- _Aim of the task_
Give a verbatim quotation of every record.

Saved data entries:
::::

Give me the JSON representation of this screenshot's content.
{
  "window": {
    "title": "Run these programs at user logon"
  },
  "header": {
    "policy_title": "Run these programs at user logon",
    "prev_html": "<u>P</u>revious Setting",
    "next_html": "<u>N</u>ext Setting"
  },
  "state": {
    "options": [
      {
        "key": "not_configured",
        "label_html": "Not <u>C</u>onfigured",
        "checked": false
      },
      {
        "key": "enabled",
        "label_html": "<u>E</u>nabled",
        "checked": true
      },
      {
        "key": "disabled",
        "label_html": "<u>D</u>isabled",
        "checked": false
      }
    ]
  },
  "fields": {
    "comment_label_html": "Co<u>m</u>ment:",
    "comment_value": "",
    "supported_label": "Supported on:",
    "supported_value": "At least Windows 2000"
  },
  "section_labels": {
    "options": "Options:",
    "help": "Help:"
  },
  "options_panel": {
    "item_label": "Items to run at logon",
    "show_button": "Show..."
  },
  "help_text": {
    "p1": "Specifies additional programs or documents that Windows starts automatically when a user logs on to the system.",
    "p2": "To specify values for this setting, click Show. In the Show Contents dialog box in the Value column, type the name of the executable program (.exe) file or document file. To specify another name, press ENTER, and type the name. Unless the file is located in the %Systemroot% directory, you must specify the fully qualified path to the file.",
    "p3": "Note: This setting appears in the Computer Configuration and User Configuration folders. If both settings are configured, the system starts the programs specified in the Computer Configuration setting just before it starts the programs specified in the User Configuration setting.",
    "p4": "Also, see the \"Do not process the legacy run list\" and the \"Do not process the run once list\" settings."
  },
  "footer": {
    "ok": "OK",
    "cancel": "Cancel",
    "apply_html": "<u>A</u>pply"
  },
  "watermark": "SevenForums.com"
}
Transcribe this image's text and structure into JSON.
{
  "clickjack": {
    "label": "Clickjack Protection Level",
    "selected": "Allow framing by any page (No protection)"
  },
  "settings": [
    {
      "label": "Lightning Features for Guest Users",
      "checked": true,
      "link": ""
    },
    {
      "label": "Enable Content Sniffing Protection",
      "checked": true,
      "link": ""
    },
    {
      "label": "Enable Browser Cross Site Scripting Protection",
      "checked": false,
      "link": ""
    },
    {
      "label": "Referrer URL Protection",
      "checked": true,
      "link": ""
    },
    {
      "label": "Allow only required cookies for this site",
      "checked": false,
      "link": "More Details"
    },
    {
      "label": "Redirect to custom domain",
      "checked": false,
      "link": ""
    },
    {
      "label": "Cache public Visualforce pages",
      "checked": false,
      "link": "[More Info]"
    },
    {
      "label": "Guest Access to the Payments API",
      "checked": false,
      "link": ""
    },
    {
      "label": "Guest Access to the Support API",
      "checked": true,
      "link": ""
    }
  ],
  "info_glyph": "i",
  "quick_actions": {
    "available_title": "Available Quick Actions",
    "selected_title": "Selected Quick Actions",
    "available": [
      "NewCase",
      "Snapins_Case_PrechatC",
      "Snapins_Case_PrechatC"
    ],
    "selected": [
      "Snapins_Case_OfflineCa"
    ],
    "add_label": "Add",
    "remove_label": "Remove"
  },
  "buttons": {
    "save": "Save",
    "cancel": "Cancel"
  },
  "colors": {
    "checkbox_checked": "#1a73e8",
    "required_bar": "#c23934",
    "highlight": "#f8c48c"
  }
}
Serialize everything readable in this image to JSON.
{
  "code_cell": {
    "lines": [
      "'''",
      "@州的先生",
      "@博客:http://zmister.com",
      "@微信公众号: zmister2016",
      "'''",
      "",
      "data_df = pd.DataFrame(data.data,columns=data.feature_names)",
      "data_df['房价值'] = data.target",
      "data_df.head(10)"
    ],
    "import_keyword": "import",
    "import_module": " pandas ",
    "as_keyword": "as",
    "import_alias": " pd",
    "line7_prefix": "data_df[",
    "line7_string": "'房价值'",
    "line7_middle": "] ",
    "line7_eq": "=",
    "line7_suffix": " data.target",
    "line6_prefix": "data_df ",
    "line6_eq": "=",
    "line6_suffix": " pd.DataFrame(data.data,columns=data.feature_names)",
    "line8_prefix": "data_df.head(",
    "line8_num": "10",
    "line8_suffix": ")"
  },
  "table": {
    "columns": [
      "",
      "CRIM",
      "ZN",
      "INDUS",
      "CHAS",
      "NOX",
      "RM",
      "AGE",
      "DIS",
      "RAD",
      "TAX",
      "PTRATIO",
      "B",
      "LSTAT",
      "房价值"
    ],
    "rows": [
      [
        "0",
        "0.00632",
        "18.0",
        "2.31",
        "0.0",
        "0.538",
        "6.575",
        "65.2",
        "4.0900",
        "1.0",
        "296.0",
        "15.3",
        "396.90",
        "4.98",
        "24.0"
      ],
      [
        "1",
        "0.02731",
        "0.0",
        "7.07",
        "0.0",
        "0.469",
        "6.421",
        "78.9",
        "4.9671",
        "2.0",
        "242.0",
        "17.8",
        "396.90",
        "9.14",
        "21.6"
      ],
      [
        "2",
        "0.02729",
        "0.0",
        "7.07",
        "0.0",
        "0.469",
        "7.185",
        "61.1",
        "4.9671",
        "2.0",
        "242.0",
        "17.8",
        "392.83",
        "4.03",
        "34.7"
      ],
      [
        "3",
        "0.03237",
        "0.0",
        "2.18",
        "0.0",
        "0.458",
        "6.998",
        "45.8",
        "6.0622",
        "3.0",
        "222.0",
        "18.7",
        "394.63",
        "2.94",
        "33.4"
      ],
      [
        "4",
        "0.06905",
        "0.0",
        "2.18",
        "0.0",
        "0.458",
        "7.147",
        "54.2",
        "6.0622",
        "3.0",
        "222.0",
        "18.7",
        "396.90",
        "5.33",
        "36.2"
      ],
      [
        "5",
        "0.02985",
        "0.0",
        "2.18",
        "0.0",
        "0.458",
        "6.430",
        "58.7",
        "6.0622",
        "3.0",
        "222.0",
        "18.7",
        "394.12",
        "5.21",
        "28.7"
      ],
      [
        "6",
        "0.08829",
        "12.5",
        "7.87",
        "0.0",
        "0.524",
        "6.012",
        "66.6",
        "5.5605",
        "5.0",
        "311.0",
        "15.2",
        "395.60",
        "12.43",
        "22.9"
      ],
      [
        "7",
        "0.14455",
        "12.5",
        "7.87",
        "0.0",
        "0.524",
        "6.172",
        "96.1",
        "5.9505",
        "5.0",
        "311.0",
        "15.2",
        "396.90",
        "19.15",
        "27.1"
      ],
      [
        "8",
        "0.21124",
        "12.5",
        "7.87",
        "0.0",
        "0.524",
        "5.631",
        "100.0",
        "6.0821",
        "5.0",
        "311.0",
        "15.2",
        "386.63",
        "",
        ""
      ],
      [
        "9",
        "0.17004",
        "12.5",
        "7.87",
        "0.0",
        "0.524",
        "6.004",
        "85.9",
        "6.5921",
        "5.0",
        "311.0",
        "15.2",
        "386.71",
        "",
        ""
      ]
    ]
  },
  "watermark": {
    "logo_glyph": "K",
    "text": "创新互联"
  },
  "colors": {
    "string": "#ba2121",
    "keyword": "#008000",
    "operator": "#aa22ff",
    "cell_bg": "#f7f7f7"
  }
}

::::

- _Response to this exercise_
Give me the JSON representation of this screenshot's content.
{
  "window": {
    "title": "Run these programs at user logon"
  },
  "header": {
    "policy_title": "Run these programs at user logon",
    "prev_html": "<u>P</u>revious Setting",
    "next_html": "<u>N</u>ext Setting"
  },
  "state": {
    "options": [
      {
        "key": "not_configured",
        "label_html": "Not <u>C</u>onfigured",
        "checked": false
      },
      {
        "key": "enabled",
        "label_html": "<u>E</u>nabled",
        "checked": true
      },
      {
        "key": "disabled",
        "label_html": "<u>D</u>isabled",
        "checked": false
      }
    ]
  },
  "fields": {
    "comment_label_html": "Co<u>m</u>ment:",
    "comment_value": "",
    "supported_label": "Supported on:",
    "supported_value": "At least Windows 2000"
  },
  "section_labels": {
    "options": "Options:",
    "help": "Help:"
  },
  "options_panel": {
    "item_label": "Items to run at logon",
    "show_button": "Show..."
  },
  "help_text": {
    "p1": "Specifies additional programs or documents that Windows starts automatically when a user logs on to the system.",
    "p2": "To specify values for this setting, click Show. In the Show Contents dialog box in the Value column, type the name of the executable program (.exe) file or document file. To specify another name, press ENTER, and type the name. Unless the file is located in the %Systemroot% directory, you must specify the fully qualified path to the file.",
    "p3": "Note: This setting appears in the Computer Configuration and User Configuration folders. If both settings are configured, the system starts the programs specified in the Computer Configuration setting just before it starts the programs specified in the User Configuration setting.",
    "p4": "Also, see the \"Do not process the legacy run list\" and the \"Do not process the run once list\" settings."
  },
  "footer": {
    "ok": "OK",
    "cancel": "Cancel",
    "apply_html": "<u>A</u>pply"
  },
  "watermark": "SevenForums.com"
}
Transcribe this image's text and structure into JSON.
{
  "clickjack": {
    "label": "Clickjack Protection Level",
    "selected": "Allow framing by any page (No protection)"
  },
  "settings": [
    {
      "label": "Lightning Features for Guest Users",
      "checked": true,
      "link": ""
    },
    {
      "label": "Enable Content Sniffing Protection",
      "checked": true,
      "link": ""
    },
    {
      "label": "Enable Browser Cross Site Scripting Protection",
      "checked": false,
      "link": ""
    },
    {
      "label": "Referrer URL Protection",
      "checked": true,
      "link": ""
    },
    {
      "label": "Allow only required cookies for this site",
      "checked": false,
      "link": "More Details"
    },
    {
      "label": "Redirect to custom domain",
      "checked": false,
      "link": ""
    },
    {
      "label": "Cache public Visualforce pages",
      "checked": false,
      "link": "[More Info]"
    },
    {
      "label": "Guest Access to the Payments API",
      "checked": false,
      "link": ""
    },
    {
      "label": "Guest Access to the Support API",
      "checked": true,
      "link": ""
    }
  ],
  "info_glyph": "i",
  "quick_actions": {
    "available_title": "Available Quick Actions",
    "selected_title": "Selected Quick Actions",
    "available": [
      "NewCase",
      "Snapins_Case_PrechatC",
      "Snapins_Case_PrechatC"
    ],
    "selected": [
      "Snapins_Case_OfflineCa"
    ],
    "add_label": "Add",
    "remove_label": "Remove"
  },
  "buttons": {
    "save": "Save",
    "cancel": "Cancel"
  },
  "colors": {
    "checkbox_checked": "#1a73e8",
    "required_bar": "#c23934",
    "highlight": "#f8c48c"
  }
}
Serialize everything readable in this image to JSON.
{
  "code_cell": {
    "lines": [
      "'''",
      "@州的先生",
      "@博客:http://zmister.com",
      "@微信公众号: zmister2016",
      "'''",
      "",
      "data_df = pd.DataFrame(data.data,columns=data.feature_names)",
      "data_df['房价值'] = data.target",
      "data_df.head(10)"
    ],
    "import_keyword": "import",
    "import_module": " pandas ",
    "as_keyword": "as",
    "import_alias": " pd",
    "line7_prefix": "data_df[",
    "line7_string": "'房价值'",
    "line7_middle": "] ",
    "line7_eq": "=",
    "line7_suffix": " data.target",
    "line6_prefix": "data_df ",
    "line6_eq": "=",
    "line6_suffix": " pd.DataFrame(data.data,columns=data.feature_names)",
    "line8_prefix": "data_df.head(",
    "line8_num": "10",
    "line8_suffix": ")"
  },
  "table": {
    "columns": [
      "",
      "CRIM",
      "ZN",
      "INDUS",
      "CHAS",
      "NOX",
      "RM",
      "AGE",
      "DIS",
      "RAD",
      "TAX",
      "PTRATIO",
      "B",
      "LSTAT",
      "房价值"
    ],
    "rows": [
      [
        "0",
        "0.00632",
        "18.0",
        "2.31",
        "0.0",
        "0.538",
        "6.575",
        "65.2",
        "4.0900",
        "1.0",
        "296.0",
        "15.3",
        "396.90",
        "4.98",
        "24.0"
      ],
      [
        "1",
        "0.02731",
        "0.0",
        "7.07",
        "0.0",
        "0.469",
        "6.421",
        "78.9",
        "4.9671",
        "2.0",
        "242.0",
        "17.8",
        "396.90",
        "9.14",
        "21.6"
      ],
      [
        "2",
        "0.02729",
        "0.0",
        "7.07",
        "0.0",
        "0.469",
        "7.185",
        "61.1",
        "4.9671",
        "2.0",
        "242.0",
        "17.8",
        "392.83",
        "4.03",
        "34.7"
      ],
      [
        "3",
        "0.03237",
        "0.0",
        "2.18",
        "0.0",
        "0.458",
        "6.998",
        "45.8",
        "6.0622",
        "3.0",
        "222.0",
        "18.7",
        "394.63",
        "2.94",
        "33.4"
      ],
      [
        "4",
        "0.06905",
        "0.0",
        "2.18",
        "0.0",
        "0.458",
        "7.147",
        "54.2",
        "6.0622",
        "3.0",
        "222.0",
        "18.7",
        "396.90",
        "5.33",
        "36.2"
      ],
      [
        "5",
        "0.02985",
        "0.0",
        "2.18",
        "0.0",
        "0.458",
        "6.430",
        "58.7",
        "6.0622",
        "3.0",
        "222.0",
        "18.7",
        "394.12",
        "5.21",
        "28.7"
      ],
      [
        "6",
        "0.08829",
        "12.5",
        "7.87",
        "0.0",
        "0.524",
        "6.012",
        "66.6",
        "5.5605",
        "5.0",
        "311.0",
        "15.2",
        "395.60",
        "12.43",
        "22.9"
      ],
      [
        "7",
        "0.14455",
        "12.5",
        "7.87",
        "0.0",
        "0.524",
        "6.172",
        "96.1",
        "5.9505",
        "5.0",
        "311.0",
        "15.2",
        "396.90",
        "19.15",
        "27.1"
      ],
      [
        "8",
        "0.21124",
        "12.5",
        "7.87",
        "0.0",
        "0.524",
        "5.631",
        "100.0",
        "6.0821",
        "5.0",
        "311.0",
        "15.2",
        "386.63",
        "",
        ""
      ],
      [
        "9",
        "0.17004",
        "12.5",
        "7.87",
        "0.0",
        "0.524",
        "6.004",
        "85.9",
        "6.5921",
        "5.0",
        "311.0",
        "15.2",
        "386.71",
        "",
        ""
      ]
    ]
  },
  "watermark": {
    "logo_glyph": "K",
    "text": "创新互联"
  },
  "colors": {
    "string": "#ba2121",
    "keyword": "#008000",
    "operator": "#aa22ff",
    "cell_bg": "#f7f7f7"
  }
}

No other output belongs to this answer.